═════ Information provided ═════

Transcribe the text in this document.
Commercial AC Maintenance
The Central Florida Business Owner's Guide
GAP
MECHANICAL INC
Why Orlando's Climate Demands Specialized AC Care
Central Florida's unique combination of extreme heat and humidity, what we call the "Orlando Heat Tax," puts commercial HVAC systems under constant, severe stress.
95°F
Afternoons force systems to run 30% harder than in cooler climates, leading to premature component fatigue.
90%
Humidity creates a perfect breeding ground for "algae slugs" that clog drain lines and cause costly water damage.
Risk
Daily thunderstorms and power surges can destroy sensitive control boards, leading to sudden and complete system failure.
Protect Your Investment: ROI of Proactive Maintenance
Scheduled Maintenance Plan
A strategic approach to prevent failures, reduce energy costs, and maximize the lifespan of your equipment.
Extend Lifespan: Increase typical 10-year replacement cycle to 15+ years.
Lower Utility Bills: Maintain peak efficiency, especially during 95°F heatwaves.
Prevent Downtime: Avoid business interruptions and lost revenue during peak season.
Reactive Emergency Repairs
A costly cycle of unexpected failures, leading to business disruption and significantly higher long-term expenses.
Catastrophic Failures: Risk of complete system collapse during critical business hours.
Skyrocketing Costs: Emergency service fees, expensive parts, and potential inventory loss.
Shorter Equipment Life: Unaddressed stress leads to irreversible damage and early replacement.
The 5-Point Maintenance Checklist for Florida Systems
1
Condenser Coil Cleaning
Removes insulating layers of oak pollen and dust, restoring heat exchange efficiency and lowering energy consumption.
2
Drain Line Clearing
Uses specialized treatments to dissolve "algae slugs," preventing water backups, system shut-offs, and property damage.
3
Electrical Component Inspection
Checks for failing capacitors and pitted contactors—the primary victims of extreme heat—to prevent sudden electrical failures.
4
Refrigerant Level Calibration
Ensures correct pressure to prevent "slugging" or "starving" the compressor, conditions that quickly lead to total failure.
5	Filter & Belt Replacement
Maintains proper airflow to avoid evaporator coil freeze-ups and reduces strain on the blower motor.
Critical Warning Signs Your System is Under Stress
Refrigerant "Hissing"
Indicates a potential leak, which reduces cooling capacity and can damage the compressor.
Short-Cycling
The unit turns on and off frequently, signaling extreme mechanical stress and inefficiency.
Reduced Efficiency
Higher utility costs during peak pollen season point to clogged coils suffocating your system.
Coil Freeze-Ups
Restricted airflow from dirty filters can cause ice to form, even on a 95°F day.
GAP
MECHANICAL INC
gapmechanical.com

═════

Output all of the material exactly as written.

# Output for this task
Transcribe the text in this document.
Commercial AC Maintenance
The Central Florida Business Owner's Guide
GAP
MECHANICAL INC
Why Orlando's Climate Demands Specialized AC Care
Central Florida's unique combination of extreme heat and humidity, what we call the "Orlando Heat Tax," puts commercial HVAC systems under constant, severe stress.
95°F
Afternoons force systems to run 30% harder than in cooler climates, leading to premature component fatigue.
90%
Humidity creates a perfect breeding ground for "algae slugs" that clog drain lines and cause costly water damage.
Risk
Daily thunderstorms and power surges can destroy sensitive control boards, leading to sudden and complete system failure.
Protect Your Investment: ROI of Proactive Maintenance
Scheduled Maintenance Plan
A strategic approach to prevent failures, reduce energy costs, and maximize the lifespan of your equipment.
Extend Lifespan: Increase typical 10-year replacement cycle to 15+ years.
Lower Utility Bills: Maintain peak efficiency, especially during 95°F heatwaves.
Prevent Downtime: Avoid business interruptions and lost revenue during peak season.
Reactive Emergency Repairs
A costly cycle of unexpected failures, leading to business disruption and significantly higher long-term expenses.
Catastrophic Failures: Risk of complete system collapse during critical business hours.
Skyrocketing Costs: Emergency service fees, expensive parts, and potential inventory loss.
Shorter Equipment Life: Unaddressed stress leads to irreversible damage and early replacement.
The 5-Point Maintenance Checklist for Florida Systems
1
Condenser Coil Cleaning
Removes insulating layers of oak pollen and dust, restoring heat exchange efficiency and lowering energy consumption.
2
Drain Line Clearing
Uses specialized treatments to dissolve "algae slugs," preventing water backups, system shut-offs, and property damage.
3
Electrical Component Inspection
Checks for failing capacitors and pitted contactors—the primary victims of extreme heat—to prevent sudden electrical failures.
4
Refrigerant Level Calibration
Ensures correct pressure to prevent "slugging" or "starving" the compressor, conditions that quickly lead to total failure.
5	Filter & Belt Replacement
Maintains proper airflow to avoid evaporator coil freeze-ups and reduces strain on the blower motor.
Critical Warning Signs Your System is Under Stress
Refrigerant "Hissing"
Indicates a potential leak, which reduces cooling capacity and can damage the compressor.
Short-Cycling
The unit turns on and off frequently, signaling extreme mechanical stress and inefficiency.
Reduced Efficiency
Higher utility costs during peak pollen season point to clogged coils suffocating your system.
Coil Freeze-Ups
Restricted airflow from dirty filters can cause ice to form, even on a 95°F day.
GAP
MECHANICAL INC
gapmechanical.com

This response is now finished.